EXTRAIT —

Le Bauhaus est toujours vivant
Ce mois d’octobre qui s’achève aura été particulièrement riche en expositions de toutes sortes, qui ont voulu faire coïncider leur ouverture avec la période de la Fiac, pendant laquelle Paris redevient le centre du monde de l’art. Parmi elles, bien sûr, la fabuleuse collection Chtchoukine à la Fondation Vuitton dont il a été beaucoup question dans la presse et qui attire un public immense. Mais il est une autre exposition dont on a peut-être un peu moins parlé, alors qu’elle est une des plus excitantes que l’on puisse voir en ce moment dans la capitale : L’Esprit du Bauhaus, au Musée des Arts Décoratifs, qui rassemble plus de 900 œuvres, objets, mobilier, textiles, dessins, maquettes, etc., et qui permet ainsi de mesurer la richesse et l’importance de ce mouvement/école qui est un des fondements de l’art du XXe siècle. Car le Bauhaus (contraction de « bauen » construire et de « Haus » maison), fondé en 1919 à Weimar par l’architecte Walter Gropius – dans le contexte donc très spécifique de cette « République de Weimar » -, a marqué de manière indélébile l’esthétique et la manière d’appréhender l’art du siècle précédent.

TÂCHES À RÉALISER —
1. D'après le texte sur le Bauhaus, en quelle année et dans quelle ville le Bauhaus a-t-il été fondé ?
2. Reprenez le texte sur le Bauhaus à la suite de sa dernière phrase et poursuivez sa rédaction.

DOCUMENTS FOURNIS —
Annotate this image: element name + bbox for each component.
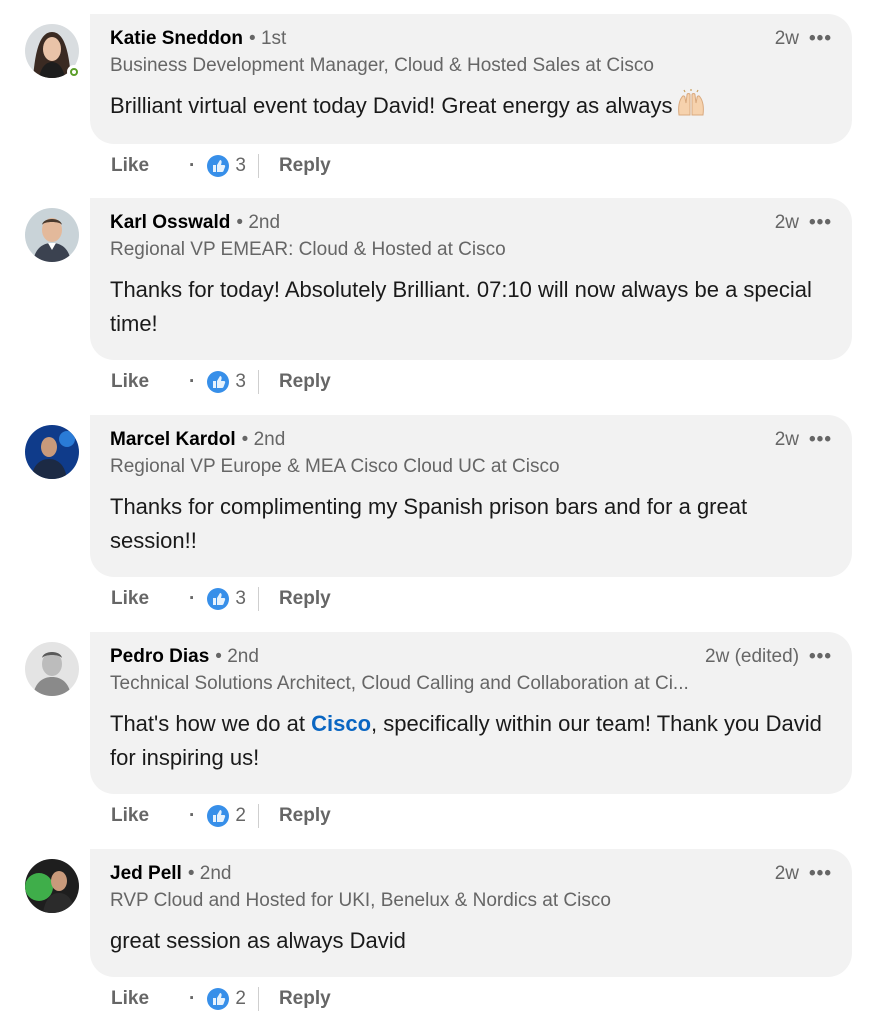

RÉSULTATS DE L'EXERCICE —
1. En 1919, à Weimar.

2.
Au départ, c’était une école d’enseignement artistique dont le but était de rendre vie à l’habitat par la synthèse des arts plastiques, de l’artisanat et de l’industrie (« Architectes, sculpteurs, peintres, tous nous devons retourner à l’artisanat », écrivait Gropius dans le manifeste du mouvement). Des artistes aussi importants que Klee et Kandinsky y ont enseigné. Elle prônait une simplification des formes issue du constructivisme, ancrait sa démarche dans des préoccupations souvent spirituelles et, même si elle n’a jamais soutenu un parti politique précis, s‘inscrivait dans l’idée de progrès et de socialisme. C’est cette modernité jugée subversive qui incita les nazis à la fermer lors de leur arrivée au pouvoir en 1933. Dès lors, les artistes et les professeurs se dispersèrent un peu partout dans le monde, mais l’esprit du Bauhaus survécut, il donna naissance à des nombreuses autres créations et c’est ce que montre cette magnifique exposition.
(Photo supprimée)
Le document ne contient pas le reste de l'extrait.